▶ Problem statement
Copy every line from the records below that holds the word "Italiaanse".

▶ Entries
>> Begin
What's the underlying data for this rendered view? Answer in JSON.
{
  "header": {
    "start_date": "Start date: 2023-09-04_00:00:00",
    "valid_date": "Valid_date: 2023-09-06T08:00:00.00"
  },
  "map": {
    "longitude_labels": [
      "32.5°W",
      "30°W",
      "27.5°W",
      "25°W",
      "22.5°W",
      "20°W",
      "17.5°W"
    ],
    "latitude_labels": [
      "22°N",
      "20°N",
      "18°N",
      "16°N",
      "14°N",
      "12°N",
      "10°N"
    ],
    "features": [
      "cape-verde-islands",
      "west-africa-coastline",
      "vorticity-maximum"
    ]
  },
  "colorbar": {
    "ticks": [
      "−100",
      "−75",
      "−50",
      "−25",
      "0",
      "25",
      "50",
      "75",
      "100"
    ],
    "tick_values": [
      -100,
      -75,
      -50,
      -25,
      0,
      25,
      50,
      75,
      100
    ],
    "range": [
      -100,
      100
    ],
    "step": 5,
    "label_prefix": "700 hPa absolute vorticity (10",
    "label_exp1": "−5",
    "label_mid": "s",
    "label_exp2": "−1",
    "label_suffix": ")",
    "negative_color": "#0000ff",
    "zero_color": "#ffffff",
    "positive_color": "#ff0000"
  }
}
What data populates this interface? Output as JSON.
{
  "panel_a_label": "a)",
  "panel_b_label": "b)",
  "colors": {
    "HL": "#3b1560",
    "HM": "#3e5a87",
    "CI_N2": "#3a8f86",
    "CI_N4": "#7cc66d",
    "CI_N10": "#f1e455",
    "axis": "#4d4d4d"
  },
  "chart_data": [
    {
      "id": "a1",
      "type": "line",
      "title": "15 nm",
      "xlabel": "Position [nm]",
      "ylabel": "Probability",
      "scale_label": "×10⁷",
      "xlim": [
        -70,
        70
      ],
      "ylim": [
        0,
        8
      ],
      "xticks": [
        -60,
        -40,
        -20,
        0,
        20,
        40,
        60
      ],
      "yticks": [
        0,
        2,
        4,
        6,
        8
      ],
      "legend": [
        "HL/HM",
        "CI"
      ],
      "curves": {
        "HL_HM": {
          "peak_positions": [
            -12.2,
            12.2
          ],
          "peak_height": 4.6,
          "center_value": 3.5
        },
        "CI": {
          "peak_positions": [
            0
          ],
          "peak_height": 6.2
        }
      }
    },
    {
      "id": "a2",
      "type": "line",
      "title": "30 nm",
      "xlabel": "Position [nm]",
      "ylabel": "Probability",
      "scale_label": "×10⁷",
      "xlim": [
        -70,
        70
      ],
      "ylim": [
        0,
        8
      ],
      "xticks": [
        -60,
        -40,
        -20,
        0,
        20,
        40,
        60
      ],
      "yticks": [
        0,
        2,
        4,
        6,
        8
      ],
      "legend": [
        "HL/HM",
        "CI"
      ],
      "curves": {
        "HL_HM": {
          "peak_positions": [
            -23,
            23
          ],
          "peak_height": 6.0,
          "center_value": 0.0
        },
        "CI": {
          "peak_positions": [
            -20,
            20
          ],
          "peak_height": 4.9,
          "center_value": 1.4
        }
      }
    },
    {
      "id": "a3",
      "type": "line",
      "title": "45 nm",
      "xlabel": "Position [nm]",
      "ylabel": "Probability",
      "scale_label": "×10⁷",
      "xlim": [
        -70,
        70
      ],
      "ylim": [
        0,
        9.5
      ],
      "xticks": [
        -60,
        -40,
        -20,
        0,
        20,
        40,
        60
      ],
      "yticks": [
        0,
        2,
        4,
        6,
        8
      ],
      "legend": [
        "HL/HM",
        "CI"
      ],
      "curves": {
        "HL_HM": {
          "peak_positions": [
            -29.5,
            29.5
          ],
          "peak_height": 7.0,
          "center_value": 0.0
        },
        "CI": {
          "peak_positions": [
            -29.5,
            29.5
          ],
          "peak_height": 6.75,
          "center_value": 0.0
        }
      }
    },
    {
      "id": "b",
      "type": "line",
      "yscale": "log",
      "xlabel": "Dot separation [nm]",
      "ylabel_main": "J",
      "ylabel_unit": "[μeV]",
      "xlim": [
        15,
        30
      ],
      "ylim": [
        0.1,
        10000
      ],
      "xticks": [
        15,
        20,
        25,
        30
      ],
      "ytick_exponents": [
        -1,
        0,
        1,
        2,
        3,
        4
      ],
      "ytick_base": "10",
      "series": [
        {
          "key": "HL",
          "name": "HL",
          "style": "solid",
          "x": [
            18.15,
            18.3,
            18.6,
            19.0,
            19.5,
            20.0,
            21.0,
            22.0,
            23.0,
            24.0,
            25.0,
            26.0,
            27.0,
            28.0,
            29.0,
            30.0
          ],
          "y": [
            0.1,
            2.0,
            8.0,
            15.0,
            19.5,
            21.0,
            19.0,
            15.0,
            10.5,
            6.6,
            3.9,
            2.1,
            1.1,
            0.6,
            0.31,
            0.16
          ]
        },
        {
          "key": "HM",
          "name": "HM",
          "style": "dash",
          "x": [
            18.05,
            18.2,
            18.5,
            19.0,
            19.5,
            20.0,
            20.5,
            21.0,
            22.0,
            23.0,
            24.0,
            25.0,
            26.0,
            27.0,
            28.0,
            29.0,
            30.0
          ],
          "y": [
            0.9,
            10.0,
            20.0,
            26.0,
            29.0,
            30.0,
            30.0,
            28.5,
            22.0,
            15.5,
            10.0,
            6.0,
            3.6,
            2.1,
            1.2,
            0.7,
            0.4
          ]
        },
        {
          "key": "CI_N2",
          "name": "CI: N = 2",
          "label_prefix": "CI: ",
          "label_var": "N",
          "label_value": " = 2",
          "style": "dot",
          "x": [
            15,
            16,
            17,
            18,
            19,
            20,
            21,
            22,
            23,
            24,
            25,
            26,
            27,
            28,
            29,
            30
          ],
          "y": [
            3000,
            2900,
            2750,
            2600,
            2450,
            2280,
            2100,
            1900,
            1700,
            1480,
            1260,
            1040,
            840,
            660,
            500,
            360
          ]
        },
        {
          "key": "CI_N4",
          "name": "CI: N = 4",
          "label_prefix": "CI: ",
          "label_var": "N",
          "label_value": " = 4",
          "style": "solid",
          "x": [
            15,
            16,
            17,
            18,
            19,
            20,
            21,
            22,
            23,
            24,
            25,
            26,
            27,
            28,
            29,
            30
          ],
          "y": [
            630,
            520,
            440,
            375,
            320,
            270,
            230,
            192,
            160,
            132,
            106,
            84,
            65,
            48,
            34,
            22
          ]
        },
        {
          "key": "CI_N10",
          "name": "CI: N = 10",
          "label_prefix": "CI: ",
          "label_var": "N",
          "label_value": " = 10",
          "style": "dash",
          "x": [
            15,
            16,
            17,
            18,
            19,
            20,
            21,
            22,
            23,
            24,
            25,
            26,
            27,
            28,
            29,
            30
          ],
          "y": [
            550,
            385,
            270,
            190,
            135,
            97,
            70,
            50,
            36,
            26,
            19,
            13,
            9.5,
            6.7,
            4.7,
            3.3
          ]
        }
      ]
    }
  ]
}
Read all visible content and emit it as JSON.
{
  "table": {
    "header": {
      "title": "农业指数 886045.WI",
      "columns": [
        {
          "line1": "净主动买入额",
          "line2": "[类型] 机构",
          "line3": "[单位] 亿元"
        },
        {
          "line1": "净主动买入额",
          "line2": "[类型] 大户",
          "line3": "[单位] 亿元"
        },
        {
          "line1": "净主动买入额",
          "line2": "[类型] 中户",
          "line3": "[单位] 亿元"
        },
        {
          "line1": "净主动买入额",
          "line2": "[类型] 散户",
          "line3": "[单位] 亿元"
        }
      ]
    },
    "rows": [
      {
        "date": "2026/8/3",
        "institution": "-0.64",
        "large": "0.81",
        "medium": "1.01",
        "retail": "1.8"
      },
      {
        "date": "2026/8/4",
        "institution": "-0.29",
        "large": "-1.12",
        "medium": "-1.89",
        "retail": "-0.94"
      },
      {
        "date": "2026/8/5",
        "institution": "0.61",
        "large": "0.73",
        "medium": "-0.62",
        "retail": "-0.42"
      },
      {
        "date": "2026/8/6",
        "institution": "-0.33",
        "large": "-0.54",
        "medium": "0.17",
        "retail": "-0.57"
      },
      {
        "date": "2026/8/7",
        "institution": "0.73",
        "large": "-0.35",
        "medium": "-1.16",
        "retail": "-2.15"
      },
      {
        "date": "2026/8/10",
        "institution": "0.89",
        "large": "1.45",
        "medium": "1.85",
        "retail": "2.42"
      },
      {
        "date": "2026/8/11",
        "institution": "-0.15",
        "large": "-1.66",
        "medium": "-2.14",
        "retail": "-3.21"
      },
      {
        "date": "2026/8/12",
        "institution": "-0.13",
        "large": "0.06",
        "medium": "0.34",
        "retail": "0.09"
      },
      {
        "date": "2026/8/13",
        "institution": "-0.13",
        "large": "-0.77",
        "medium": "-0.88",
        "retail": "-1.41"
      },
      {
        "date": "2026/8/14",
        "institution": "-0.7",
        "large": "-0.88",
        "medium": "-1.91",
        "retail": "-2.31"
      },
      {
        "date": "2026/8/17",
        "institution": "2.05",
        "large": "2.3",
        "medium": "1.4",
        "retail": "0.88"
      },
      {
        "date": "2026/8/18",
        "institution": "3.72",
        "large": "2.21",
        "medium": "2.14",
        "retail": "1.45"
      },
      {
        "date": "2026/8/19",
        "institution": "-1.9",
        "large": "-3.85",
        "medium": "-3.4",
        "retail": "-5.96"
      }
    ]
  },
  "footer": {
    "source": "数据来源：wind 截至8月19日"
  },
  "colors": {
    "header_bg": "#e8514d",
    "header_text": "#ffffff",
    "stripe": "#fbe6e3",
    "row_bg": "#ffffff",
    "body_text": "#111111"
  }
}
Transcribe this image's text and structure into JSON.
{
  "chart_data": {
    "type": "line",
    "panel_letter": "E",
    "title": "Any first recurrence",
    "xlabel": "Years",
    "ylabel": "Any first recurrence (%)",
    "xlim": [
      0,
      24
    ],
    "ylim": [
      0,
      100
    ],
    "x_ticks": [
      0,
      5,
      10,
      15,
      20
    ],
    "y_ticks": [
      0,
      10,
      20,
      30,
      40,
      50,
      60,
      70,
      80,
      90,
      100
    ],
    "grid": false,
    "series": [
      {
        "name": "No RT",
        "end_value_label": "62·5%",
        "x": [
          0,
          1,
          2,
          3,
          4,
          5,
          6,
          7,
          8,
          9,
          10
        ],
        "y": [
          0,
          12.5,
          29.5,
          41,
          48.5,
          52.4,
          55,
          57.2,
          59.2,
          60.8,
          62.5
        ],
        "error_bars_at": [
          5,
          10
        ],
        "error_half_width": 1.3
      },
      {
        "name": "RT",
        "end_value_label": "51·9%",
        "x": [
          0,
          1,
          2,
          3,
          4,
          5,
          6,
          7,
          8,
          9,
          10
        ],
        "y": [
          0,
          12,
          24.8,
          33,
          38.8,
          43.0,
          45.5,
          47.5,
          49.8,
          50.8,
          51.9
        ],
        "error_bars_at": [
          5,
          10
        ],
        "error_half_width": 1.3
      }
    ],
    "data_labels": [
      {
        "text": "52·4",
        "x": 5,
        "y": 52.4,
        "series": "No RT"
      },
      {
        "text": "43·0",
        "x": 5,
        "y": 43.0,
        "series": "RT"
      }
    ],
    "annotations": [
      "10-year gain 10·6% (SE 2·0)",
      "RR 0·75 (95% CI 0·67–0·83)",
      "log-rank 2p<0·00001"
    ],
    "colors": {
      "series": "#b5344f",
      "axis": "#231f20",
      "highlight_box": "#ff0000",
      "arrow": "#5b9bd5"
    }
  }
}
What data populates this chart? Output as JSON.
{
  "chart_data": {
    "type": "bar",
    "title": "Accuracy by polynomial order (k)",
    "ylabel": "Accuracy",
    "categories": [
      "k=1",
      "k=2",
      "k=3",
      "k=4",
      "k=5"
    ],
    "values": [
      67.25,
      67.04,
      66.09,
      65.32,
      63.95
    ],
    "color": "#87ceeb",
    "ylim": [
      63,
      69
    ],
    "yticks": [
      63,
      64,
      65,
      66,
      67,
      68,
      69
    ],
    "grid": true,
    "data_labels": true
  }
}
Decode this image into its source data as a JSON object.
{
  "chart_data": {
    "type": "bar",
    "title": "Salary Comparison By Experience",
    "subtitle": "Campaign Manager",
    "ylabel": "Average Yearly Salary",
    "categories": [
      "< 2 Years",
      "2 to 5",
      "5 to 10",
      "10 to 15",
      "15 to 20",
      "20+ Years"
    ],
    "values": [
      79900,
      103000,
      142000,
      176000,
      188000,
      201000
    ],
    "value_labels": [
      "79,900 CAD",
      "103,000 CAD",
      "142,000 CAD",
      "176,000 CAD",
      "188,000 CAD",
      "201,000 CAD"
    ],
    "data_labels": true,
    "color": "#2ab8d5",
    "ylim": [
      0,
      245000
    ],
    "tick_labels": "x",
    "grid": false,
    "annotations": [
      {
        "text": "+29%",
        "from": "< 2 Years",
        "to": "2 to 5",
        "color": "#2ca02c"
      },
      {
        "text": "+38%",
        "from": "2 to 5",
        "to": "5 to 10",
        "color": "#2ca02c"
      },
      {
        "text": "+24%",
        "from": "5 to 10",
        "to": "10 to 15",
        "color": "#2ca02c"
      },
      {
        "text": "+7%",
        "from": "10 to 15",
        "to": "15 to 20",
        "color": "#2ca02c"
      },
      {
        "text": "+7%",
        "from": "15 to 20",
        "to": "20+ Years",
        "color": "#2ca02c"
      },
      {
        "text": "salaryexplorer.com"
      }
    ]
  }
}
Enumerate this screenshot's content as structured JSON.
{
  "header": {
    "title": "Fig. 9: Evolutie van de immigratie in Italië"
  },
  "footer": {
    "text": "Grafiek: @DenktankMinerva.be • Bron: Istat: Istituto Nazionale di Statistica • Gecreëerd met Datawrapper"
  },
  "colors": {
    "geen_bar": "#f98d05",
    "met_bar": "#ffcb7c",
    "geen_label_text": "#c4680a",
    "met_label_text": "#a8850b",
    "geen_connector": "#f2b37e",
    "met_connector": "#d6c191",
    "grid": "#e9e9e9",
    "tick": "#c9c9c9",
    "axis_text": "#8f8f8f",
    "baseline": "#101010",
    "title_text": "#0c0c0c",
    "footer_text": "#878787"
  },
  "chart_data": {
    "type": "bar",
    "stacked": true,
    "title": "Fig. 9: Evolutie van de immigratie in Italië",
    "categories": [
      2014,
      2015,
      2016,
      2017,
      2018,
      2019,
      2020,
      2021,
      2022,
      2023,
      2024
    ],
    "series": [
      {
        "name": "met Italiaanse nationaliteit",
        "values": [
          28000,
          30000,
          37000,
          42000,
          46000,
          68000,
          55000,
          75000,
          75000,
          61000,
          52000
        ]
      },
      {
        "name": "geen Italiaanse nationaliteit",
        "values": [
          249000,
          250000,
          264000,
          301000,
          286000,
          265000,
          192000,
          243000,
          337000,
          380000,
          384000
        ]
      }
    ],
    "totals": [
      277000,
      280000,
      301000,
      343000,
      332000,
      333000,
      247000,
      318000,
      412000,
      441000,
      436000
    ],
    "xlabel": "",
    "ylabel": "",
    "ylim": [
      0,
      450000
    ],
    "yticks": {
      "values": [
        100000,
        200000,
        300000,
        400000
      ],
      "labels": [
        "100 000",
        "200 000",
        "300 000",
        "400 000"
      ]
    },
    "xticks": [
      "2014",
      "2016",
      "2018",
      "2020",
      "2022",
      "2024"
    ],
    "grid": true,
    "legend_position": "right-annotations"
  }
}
>> End
▶ The response
        "name": "met Italiaanse nationaliteit",
        "name": "geen Italiaanse nationaliteit",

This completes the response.